## Aim
Retype the listing that follows, word for word.

## Given records

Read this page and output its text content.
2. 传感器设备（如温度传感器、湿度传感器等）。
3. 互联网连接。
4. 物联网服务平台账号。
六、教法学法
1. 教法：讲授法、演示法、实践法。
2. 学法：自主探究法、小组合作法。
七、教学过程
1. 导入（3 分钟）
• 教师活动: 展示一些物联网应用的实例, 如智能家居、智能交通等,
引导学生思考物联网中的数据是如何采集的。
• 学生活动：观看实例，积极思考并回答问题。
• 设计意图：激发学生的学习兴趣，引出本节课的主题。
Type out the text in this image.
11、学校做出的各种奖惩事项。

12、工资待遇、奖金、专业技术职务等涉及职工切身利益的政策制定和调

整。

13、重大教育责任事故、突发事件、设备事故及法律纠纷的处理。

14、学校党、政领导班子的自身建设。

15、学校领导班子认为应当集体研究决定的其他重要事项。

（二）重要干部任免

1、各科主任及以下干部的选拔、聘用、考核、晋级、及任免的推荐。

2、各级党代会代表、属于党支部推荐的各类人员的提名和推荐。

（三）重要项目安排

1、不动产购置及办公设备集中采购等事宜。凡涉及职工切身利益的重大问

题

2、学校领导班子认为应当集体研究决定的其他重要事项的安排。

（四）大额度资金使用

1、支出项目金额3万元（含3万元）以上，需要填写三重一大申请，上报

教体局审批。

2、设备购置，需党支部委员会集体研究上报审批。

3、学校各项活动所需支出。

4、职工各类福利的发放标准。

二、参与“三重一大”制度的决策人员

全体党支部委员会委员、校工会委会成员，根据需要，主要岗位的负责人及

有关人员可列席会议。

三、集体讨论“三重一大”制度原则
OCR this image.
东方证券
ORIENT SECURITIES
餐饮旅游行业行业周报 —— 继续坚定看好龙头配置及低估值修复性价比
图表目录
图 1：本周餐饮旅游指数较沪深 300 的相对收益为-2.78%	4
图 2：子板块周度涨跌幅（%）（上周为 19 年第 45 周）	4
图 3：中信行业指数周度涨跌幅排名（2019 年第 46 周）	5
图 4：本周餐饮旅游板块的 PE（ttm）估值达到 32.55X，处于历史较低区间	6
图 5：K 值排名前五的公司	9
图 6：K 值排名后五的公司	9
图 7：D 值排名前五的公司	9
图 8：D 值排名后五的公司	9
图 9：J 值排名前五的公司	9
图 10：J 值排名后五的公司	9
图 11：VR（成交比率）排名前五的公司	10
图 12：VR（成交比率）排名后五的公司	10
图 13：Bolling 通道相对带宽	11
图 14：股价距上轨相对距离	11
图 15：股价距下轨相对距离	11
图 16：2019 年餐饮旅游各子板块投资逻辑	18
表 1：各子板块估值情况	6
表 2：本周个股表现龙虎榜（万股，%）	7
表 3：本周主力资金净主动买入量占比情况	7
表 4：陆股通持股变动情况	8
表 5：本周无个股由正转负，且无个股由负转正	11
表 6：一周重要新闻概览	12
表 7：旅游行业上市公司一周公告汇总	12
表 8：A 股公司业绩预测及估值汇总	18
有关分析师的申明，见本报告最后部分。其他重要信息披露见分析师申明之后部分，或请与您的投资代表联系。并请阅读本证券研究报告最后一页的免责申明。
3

## The completed task
Read this page and output its text content.
2. 传感器设备（如温度传感器、湿度传感器等）。
3. 互联网连接。
4. 物联网服务平台账号。
六、教法学法
1. 教法：讲授法、演示法、实践法。
2. 学法：自主探究法、小组合作法。
七、教学过程
1. 导入（3 分钟）
• 教师活动: 展示一些物联网应用的实例, 如智能家居、智能交通等,
引导学生思考物联网中的数据是如何采集的。
• 学生活动：观看实例，积极思考并回答问题。
• 设计意图：激发学生的学习兴趣，引出本节课的主题。
Type out the text in this image.
11、学校做出的各种奖惩事项。

12、工资待遇、奖金、专业技术职务等涉及职工切身利益的政策制定和调

整。

13、重大教育责任事故、突发事件、设备事故及法律纠纷的处理。

14、学校党、政领导班子的自身建设。

15、学校领导班子认为应当集体研究决定的其他重要事项。

（二）重要干部任免

1、各科主任及以下干部的选拔、聘用、考核、晋级、及任免的推荐。

2、各级党代会代表、属于党支部推荐的各类人员的提名和推荐。

（三）重要项目安排

1、不动产购置及办公设备集中采购等事宜。凡涉及职工切身利益的重大问

题

2、学校领导班子认为应当集体研究决定的其他重要事项的安排。

（四）大额度资金使用

1、支出项目金额3万元（含3万元）以上，需要填写三重一大申请，上报

教体局审批。

2、设备购置，需党支部委员会集体研究上报审批。

3、学校各项活动所需支出。

4、职工各类福利的发放标准。

二、参与“三重一大”制度的决策人员

全体党支部委员会委员、校工会委会成员，根据需要，主要岗位的负责人及

有关人员可列席会议。

三、集体讨论“三重一大”制度原则
OCR this image.
东方证券
ORIENT SECURITIES
餐饮旅游行业行业周报 —— 继续坚定看好龙头配置及低估值修复性价比
图表目录
图 1：本周餐饮旅游指数较沪深 300 的相对收益为-2.78%	4
图 2：子板块周度涨跌幅（%）（上周为 19 年第 45 周）	4
图 3：中信行业指数周度涨跌幅排名（2019 年第 46 周）	5
图 4：本周餐饮旅游板块的 PE（ttm）估值达到 32.55X，处于历史较低区间	6
图 5：K 值排名前五的公司	9
图 6：K 值排名后五的公司	9
图 7：D 值排名前五的公司	9
图 8：D 值排名后五的公司	9
图 9：J 值排名前五的公司	9
图 10：J 值排名后五的公司	9
图 11：VR（成交比率）排名前五的公司	10
图 12：VR（成交比率）排名后五的公司	10
图 13：Bolling 通道相对带宽	11
图 14：股价距上轨相对距离	11
图 15：股价距下轨相对距离	11
图 16：2019 年餐饮旅游各子板块投资逻辑	18
表 1：各子板块估值情况	6
表 2：本周个股表现龙虎榜（万股，%）	7
表 3：本周主力资金净主动买入量占比情况	7
表 4：陆股通持股变动情况	8
表 5：本周无个股由正转负，且无个股由负转正	11
表 6：一周重要新闻概览	12
表 7：旅游行业上市公司一周公告汇总	12
表 8：A 股公司业绩预测及估值汇总	18
有关分析师的申明，见本报告最后部分。其他重要信息披露见分析师申明之后部分，或请与您的投资代表联系。并请阅读本证券研究报告最后一页的免责申明。
3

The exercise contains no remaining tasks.